=== GIVEN DATA ===
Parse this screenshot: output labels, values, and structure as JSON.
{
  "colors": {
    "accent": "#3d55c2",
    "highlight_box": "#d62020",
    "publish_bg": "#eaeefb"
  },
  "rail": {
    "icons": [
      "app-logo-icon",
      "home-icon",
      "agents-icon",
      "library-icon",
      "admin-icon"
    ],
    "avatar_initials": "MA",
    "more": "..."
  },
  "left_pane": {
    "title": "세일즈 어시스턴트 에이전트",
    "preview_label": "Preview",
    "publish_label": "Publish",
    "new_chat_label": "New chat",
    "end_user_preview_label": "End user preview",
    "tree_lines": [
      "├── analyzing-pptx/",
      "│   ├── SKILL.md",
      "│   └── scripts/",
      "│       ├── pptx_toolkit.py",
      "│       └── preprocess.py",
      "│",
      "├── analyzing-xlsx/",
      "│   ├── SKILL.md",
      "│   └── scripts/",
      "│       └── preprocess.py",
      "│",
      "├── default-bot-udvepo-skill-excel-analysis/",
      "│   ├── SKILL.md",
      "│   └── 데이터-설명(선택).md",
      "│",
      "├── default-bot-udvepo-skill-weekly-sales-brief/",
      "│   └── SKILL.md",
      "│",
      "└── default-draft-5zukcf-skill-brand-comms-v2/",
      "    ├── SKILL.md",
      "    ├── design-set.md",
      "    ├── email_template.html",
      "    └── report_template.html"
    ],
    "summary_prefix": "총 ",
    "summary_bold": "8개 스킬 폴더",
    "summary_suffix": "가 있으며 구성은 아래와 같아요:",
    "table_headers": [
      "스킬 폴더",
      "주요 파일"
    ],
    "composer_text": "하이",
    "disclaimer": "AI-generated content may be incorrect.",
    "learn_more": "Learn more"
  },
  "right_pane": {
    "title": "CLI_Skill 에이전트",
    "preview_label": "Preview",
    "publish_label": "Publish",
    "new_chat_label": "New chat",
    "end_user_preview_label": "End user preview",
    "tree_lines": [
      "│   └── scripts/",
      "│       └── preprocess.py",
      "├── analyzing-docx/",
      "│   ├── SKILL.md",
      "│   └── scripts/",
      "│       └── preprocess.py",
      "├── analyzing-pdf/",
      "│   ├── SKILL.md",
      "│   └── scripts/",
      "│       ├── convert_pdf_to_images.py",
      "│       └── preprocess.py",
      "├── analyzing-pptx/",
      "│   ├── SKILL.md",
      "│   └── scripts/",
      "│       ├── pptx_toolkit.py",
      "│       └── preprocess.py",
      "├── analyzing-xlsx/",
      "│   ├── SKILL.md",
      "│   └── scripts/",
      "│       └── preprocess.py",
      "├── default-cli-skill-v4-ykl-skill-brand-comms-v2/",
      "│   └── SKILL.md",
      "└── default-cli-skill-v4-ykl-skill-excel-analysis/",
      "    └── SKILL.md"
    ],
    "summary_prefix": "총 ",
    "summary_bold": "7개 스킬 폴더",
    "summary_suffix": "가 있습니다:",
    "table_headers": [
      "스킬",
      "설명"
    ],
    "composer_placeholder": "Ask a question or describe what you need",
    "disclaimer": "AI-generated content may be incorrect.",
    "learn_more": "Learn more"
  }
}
===
** WHAT IS EXPECTED **
Only lines with the word "comms" are wanted, so copy each one from the records.

** COMPLETED EXERCISE **
      "└── default-draft-5zukcf-skill-brand-comms-v2/",
      "├── default-cli-skill-v4-ykl-skill-brand-comms-v2/",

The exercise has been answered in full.